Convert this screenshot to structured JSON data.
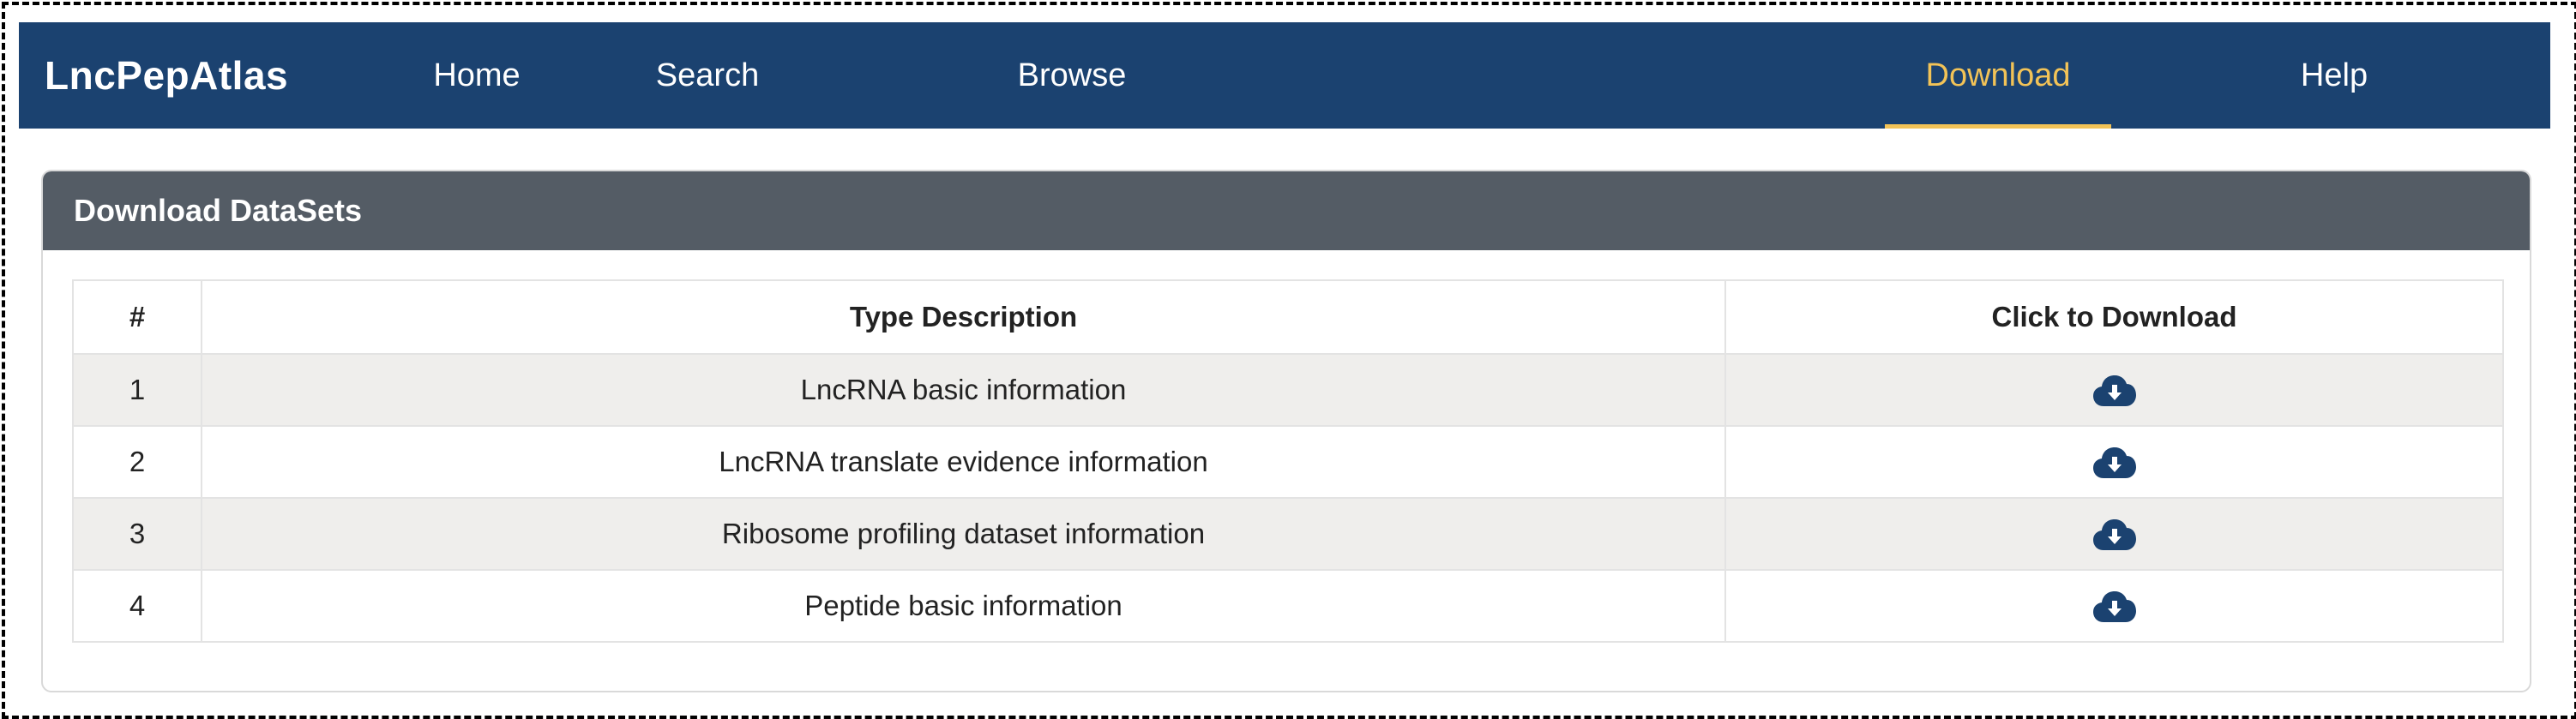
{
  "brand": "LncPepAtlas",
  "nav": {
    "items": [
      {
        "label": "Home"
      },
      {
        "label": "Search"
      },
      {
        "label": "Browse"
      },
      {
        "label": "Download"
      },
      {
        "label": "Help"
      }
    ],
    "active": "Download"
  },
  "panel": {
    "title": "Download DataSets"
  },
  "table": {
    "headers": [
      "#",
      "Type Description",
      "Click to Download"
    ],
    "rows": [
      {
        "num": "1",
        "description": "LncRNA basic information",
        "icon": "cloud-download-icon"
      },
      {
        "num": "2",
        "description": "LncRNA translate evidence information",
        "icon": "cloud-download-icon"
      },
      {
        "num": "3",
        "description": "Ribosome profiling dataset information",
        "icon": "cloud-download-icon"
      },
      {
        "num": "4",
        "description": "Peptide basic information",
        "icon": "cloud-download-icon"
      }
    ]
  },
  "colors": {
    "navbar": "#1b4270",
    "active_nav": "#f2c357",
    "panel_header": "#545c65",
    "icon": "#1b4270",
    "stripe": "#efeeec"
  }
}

● ● ● ● ●

▶ _DIRECTIONS FOR THIS TASK_: Copy the records exactly as they appear, leaving every picture out.

▶ _SOLUTION FOR THIS EXERCISE_:
Convert this screenshot to structured JSON data.
{
  "brand": "LncPepAtlas",
  "nav": {
    "items": [
      {
        "label": "Home"
      },
      {
        "label": "Search"
      },
      {
        "label": "Browse"
      },
      {
        "label": "Download"
      },
      {
        "label": "Help"
      }
    ],
    "active": "Download"
  },
  "panel": {
    "title": "Download DataSets"
  },
  "table": {
    "headers": [
      "#",
      "Type Description",
      "Click to Download"
    ],
    "rows": [
      {
        "num": "1",
        "description": "LncRNA basic information",
        "icon": "cloud-download-icon"
      },
      {
        "num": "2",
        "description": "LncRNA translate evidence information",
        "icon": "cloud-download-icon"
      },
      {
        "num": "3",
        "description": "Ribosome profiling dataset information",
        "icon": "cloud-download-icon"
      },
      {
        "num": "4",
        "description": "Peptide basic information",
        "icon": "cloud-download-icon"
      }
    ]
  },
  "colors": {
    "navbar": "#1b4270",
    "active_nav": "#f2c357",
    "panel_header": "#545c65",
    "icon": "#1b4270",
    "stripe": "#efeeec"
  }
}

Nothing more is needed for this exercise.